> **Document transcription data**:

- - - - - - -

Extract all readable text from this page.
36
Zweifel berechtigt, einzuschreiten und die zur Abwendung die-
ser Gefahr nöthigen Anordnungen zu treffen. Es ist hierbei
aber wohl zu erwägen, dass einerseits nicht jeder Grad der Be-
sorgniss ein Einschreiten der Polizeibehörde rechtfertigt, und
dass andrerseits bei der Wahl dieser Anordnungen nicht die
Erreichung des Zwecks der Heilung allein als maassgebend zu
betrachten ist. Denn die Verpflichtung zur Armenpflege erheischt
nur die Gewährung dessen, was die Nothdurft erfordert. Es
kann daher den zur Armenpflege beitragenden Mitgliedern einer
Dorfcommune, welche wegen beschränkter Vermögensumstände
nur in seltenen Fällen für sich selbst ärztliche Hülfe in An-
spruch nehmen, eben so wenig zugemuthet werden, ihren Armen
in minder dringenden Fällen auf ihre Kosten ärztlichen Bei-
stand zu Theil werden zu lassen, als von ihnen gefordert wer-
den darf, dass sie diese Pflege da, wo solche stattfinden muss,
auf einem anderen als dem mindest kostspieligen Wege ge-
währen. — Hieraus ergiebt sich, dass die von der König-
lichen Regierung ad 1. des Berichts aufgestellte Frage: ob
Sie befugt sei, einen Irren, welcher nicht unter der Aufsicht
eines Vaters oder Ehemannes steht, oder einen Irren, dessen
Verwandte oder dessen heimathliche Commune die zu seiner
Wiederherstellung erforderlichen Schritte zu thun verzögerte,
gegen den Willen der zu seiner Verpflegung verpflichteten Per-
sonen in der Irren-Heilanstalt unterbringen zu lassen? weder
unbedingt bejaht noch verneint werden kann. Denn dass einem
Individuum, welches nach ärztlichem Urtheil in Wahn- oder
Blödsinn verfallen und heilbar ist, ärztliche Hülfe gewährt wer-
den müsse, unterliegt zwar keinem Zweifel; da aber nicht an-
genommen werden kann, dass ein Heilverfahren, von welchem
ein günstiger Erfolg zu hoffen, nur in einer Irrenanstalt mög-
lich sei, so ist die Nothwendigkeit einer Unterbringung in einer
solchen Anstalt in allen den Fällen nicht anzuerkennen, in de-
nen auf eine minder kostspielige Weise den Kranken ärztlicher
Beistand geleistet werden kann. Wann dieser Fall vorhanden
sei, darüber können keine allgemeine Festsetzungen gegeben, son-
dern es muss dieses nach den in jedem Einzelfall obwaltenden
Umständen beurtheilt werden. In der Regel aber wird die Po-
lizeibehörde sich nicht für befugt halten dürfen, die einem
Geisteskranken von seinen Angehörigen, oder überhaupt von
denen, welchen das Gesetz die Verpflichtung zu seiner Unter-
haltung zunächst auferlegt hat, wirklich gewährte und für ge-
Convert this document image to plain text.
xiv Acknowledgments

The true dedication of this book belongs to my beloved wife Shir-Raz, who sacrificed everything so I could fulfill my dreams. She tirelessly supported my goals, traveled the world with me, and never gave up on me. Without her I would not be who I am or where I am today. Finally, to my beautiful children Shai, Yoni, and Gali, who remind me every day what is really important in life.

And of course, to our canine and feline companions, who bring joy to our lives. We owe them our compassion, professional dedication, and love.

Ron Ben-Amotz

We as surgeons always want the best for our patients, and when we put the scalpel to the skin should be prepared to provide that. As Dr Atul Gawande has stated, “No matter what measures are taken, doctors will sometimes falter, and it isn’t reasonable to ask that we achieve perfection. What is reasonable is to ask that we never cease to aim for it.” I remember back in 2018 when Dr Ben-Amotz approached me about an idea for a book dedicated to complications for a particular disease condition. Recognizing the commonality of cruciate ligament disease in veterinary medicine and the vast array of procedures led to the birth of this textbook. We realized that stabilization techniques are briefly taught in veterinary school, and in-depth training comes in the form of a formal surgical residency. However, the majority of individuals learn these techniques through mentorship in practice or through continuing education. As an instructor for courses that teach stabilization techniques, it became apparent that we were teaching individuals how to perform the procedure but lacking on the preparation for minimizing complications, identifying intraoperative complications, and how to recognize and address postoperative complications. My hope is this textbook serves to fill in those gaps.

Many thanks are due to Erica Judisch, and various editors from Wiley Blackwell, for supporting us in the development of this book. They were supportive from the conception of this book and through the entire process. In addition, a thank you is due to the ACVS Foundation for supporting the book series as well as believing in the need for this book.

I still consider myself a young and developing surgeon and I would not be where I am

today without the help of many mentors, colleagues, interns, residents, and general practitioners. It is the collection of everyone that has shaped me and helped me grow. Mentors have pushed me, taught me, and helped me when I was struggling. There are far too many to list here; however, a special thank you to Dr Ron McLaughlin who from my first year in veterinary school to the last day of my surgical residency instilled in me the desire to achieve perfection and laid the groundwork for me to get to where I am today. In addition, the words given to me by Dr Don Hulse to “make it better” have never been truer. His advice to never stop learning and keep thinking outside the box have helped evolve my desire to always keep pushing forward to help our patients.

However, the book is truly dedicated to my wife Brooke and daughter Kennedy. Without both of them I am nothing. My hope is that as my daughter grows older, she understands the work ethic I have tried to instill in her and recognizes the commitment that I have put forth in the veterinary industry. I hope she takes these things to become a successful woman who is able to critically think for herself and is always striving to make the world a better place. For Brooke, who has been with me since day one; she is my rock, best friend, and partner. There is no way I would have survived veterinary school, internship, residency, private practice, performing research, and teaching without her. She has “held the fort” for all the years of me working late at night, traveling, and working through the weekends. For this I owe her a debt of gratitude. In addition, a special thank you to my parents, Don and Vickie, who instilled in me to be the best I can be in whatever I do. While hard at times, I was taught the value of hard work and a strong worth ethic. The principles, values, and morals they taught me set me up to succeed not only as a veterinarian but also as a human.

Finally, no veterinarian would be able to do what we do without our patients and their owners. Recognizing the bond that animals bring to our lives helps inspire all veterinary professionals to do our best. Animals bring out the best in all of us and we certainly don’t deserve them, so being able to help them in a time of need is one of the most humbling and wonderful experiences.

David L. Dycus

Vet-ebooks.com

- - - - - - -

> **Required work**: Lines above with "Fällen" in them are the ones to copy.

> **Result of this exercise**:
nur in seltenen Fällen für sich selbst ärztliche Hülfe in An-
in minder dringenden Fällen auf ihre Kosten ärztlichen Bei-
solchen Anstalt in allen den Fällen nicht anzuerkennen, in de-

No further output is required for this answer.